> _GIVEN TASK_
Go through the material and tally the lines containing the string "JSON". Give the total alone.

> _RECORD SET_
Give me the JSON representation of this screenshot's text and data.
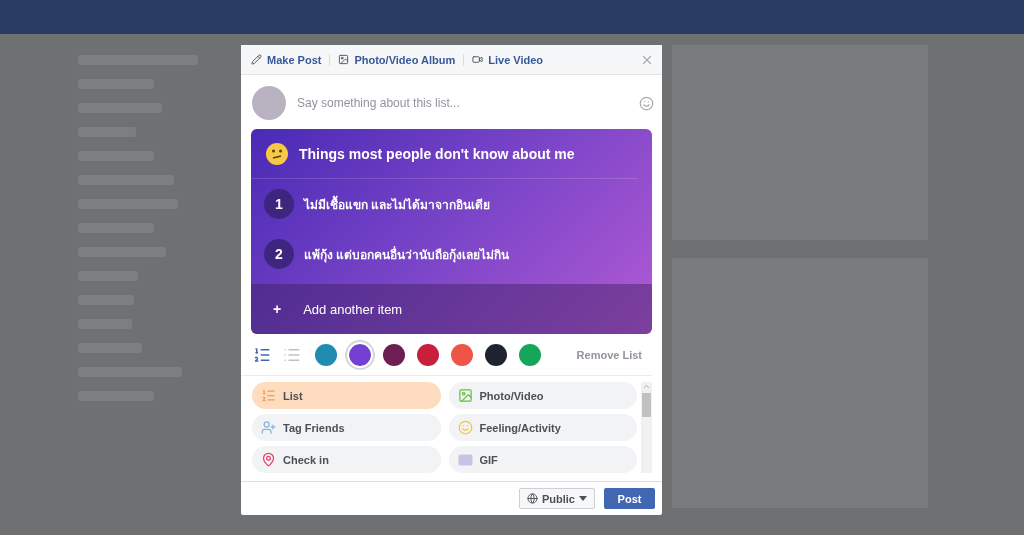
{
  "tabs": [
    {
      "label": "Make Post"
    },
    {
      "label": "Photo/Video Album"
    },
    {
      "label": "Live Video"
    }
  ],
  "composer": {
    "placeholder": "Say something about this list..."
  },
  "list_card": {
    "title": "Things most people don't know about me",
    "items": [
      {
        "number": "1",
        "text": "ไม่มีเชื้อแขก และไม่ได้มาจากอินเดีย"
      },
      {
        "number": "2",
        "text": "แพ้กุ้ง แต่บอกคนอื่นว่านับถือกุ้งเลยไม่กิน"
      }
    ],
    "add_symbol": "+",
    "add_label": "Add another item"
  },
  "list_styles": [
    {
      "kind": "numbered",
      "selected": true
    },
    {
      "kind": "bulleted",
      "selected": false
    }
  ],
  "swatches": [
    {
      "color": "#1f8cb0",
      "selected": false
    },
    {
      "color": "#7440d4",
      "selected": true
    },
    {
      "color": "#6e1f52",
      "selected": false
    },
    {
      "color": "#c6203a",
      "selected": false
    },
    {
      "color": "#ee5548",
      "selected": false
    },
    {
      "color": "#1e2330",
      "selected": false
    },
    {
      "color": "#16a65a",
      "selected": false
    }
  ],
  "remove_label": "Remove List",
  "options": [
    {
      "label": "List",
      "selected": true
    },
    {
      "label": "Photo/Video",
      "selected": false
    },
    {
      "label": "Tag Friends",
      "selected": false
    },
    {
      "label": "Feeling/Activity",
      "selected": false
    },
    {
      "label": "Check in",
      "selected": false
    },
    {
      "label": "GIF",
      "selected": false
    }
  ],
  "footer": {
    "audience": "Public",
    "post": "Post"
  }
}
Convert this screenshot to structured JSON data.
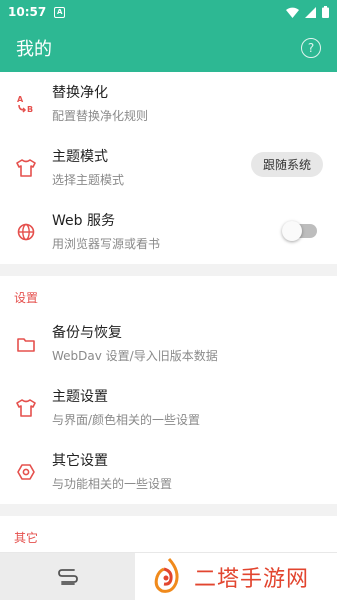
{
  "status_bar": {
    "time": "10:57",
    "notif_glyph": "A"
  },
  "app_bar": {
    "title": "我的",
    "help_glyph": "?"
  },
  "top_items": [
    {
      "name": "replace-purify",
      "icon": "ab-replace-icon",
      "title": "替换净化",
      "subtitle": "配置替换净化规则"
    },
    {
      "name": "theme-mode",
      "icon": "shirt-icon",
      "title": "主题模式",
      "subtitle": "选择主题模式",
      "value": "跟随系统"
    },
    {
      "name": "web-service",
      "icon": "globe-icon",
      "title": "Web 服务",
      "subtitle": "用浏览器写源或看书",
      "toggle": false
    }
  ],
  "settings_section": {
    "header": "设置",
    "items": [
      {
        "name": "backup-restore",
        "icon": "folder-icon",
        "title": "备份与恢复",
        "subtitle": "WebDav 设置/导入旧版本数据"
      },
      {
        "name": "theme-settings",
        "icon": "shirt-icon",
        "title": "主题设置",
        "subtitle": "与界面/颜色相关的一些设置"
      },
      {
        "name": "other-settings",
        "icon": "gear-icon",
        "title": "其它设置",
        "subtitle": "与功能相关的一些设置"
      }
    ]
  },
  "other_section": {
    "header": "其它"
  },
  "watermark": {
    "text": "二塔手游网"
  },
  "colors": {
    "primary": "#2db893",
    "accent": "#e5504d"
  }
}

...

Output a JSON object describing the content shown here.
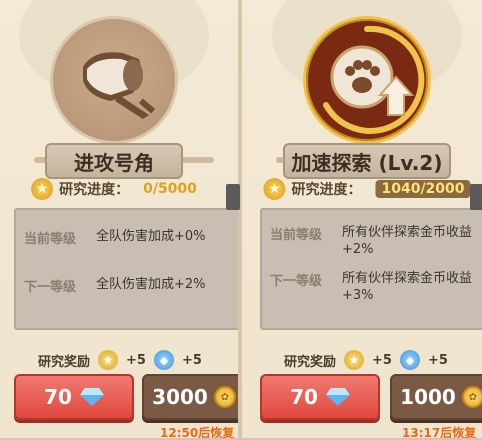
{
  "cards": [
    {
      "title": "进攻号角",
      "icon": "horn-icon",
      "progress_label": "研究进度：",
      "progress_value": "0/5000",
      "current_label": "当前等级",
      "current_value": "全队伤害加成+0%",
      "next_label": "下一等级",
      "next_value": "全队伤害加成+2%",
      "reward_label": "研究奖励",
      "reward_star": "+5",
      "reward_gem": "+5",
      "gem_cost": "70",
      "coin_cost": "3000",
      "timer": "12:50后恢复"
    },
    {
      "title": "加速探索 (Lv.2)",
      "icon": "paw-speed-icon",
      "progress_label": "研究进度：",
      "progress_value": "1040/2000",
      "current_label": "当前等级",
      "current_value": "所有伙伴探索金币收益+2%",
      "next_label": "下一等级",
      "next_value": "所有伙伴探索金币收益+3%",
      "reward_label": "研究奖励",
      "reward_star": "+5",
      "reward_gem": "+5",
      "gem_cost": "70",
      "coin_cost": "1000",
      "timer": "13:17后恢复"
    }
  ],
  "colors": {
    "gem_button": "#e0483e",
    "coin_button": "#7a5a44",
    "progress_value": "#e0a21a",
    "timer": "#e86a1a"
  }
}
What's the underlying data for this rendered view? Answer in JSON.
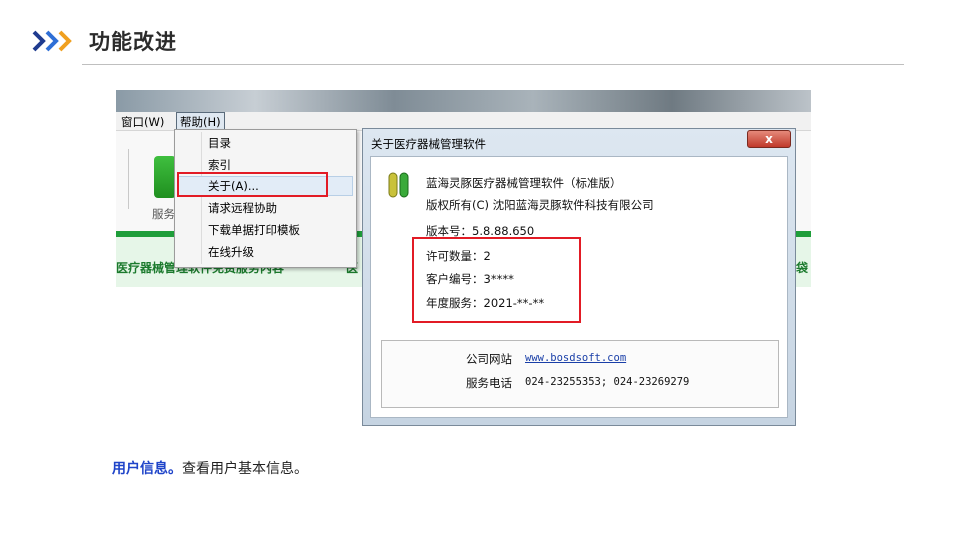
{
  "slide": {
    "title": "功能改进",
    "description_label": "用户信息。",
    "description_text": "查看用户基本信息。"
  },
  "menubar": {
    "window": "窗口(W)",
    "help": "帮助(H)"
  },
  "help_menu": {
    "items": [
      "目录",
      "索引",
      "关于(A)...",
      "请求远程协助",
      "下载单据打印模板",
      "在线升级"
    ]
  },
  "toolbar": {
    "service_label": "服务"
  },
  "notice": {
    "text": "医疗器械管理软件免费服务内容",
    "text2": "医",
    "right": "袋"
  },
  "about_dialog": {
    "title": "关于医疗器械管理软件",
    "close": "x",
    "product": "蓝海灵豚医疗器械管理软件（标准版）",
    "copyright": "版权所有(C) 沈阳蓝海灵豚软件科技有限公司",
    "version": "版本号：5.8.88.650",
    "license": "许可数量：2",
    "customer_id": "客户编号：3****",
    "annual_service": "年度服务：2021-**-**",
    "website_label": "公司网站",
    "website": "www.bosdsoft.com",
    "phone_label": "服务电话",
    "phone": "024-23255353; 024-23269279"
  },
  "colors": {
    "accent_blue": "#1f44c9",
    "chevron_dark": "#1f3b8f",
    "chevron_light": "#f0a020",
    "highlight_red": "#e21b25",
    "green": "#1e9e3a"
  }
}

> _RESULT OF THIS EXERCISE_
4